AIM:
Transcribe each of the records below exactly, excluding all pictures.

━━━━━━

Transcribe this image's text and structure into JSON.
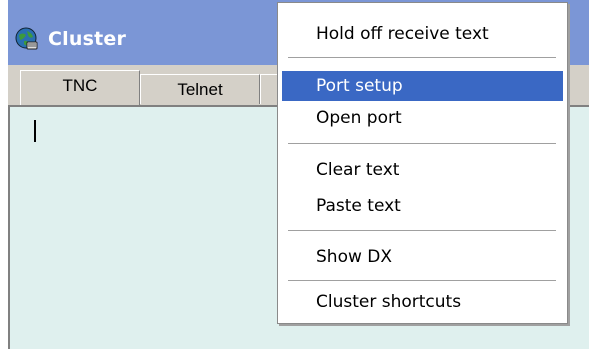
{
  "window": {
    "title": "Cluster",
    "icon": "globe-app-icon"
  },
  "tabs": [
    {
      "label": "TNC"
    },
    {
      "label": "Telnet"
    }
  ],
  "menu": {
    "items": [
      {
        "label": "Hold off receive text"
      },
      {
        "label": "Port setup",
        "highlighted": true
      },
      {
        "label": "Open port"
      },
      {
        "label": "Clear text"
      },
      {
        "label": "Paste text"
      },
      {
        "label": "Show DX"
      },
      {
        "label": "Cluster shortcuts"
      }
    ]
  },
  "colors": {
    "titlebar": "#7b96d6",
    "content_bg": "#dff0ee",
    "menu_highlight": "#3a68c4"
  }
}
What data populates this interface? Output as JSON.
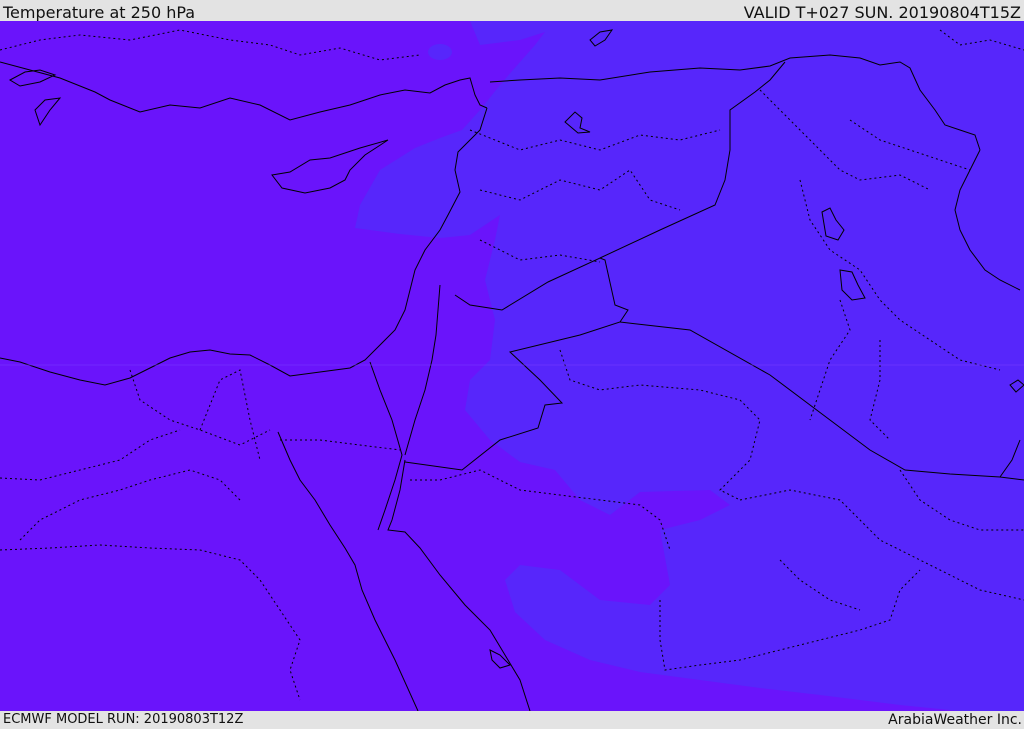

━━━━━━

RESPONSE TO THE EXERCISE:
Transcribe this image's text and structure into JSON.
{
  "window": {
    "title": "Cluster",
    "icon": "globe-app-icon"
  },
  "tabs": [
    {
      "label": "TNC"
    },
    {
      "label": "Telnet"
    }
  ],
  "menu": {
    "items": [
      {
        "label": "Hold off receive text"
      },
      {
        "label": "Port setup",
        "highlighted": true
      },
      {
        "label": "Open port"
      },
      {
        "label": "Clear text"
      },
      {
        "label": "Paste text"
      },
      {
        "label": "Show DX"
      },
      {
        "label": "Cluster shortcuts"
      }
    ]
  },
  "colors": {
    "titlebar": "#7b96d6",
    "content_bg": "#dff0ee",
    "menu_highlight": "#3a68c4"
  }
}
What data populates this interface? Output as JSON.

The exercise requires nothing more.